Collected data
▬▬▬▬▬▬
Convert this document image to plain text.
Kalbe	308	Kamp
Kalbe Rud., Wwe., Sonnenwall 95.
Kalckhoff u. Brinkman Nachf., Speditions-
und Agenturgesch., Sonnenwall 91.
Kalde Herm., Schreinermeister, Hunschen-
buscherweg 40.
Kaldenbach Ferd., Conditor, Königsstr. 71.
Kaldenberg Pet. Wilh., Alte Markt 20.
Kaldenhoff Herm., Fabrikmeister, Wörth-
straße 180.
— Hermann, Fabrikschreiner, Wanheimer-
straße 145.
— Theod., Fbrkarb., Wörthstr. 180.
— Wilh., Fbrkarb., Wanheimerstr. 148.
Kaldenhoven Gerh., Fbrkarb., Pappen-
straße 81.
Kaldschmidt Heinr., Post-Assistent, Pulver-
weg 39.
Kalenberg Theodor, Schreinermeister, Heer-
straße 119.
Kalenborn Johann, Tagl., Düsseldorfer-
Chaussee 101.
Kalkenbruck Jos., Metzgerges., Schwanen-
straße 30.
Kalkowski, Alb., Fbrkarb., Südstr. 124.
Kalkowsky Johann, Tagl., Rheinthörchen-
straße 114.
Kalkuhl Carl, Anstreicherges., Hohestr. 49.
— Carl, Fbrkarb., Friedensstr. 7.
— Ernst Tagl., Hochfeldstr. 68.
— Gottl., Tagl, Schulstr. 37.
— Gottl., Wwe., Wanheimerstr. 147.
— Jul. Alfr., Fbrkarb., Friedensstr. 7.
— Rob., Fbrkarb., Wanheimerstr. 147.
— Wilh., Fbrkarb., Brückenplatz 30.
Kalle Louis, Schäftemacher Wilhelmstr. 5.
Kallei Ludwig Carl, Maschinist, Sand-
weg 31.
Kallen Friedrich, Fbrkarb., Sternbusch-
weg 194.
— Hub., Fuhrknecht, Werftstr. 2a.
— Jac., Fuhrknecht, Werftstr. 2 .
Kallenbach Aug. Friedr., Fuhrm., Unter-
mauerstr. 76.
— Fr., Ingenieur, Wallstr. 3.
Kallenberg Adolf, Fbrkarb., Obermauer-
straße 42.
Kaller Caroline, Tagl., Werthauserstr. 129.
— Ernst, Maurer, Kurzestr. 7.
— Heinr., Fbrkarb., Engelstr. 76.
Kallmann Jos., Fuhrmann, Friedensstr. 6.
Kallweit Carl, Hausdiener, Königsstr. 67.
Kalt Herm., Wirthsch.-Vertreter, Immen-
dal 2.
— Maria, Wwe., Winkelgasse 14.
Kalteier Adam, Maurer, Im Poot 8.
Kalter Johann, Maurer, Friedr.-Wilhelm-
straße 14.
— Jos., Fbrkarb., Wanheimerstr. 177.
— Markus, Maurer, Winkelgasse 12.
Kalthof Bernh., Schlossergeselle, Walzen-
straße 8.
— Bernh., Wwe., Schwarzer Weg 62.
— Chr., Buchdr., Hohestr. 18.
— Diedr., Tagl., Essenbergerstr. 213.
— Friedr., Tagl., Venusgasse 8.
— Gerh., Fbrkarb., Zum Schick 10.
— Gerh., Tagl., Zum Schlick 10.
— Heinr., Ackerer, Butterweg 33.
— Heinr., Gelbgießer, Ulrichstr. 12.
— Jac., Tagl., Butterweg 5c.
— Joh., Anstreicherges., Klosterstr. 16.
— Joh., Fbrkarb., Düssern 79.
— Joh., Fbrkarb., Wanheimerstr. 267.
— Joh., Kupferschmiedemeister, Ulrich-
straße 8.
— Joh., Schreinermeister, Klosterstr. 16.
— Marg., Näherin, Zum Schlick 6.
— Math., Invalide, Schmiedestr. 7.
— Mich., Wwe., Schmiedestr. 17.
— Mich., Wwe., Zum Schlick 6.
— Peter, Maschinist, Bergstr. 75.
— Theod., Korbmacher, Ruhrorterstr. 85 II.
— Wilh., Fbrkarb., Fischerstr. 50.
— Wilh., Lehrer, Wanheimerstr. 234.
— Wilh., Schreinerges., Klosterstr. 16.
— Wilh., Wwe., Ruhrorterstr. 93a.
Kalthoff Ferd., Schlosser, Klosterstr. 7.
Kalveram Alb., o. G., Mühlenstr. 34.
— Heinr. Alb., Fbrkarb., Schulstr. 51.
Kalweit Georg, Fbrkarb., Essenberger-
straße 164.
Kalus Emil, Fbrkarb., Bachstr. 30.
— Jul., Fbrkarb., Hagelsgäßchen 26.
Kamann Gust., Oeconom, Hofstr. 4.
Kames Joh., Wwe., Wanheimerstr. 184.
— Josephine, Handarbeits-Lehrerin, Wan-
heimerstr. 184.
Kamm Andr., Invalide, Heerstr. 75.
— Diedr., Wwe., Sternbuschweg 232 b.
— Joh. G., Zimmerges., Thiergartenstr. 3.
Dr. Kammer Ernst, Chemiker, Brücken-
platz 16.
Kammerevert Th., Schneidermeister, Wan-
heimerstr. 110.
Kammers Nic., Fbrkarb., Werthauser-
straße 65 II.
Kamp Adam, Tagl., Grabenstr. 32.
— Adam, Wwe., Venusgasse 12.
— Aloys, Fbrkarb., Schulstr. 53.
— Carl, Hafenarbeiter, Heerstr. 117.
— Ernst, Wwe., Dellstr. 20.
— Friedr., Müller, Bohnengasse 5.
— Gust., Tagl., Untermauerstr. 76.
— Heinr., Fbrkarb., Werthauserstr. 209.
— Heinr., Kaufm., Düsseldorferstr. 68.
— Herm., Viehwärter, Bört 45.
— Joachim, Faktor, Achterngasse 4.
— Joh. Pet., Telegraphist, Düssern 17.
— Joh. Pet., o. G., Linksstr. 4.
▬▬▬▬▬▬
■ **Given problem**: Reproduce each line holding the word "Butterweg".

■ **The completed task**:
— Heinr., Ackerer, Butterweg 33.
— Jac., Tagl., Butterweg 5c.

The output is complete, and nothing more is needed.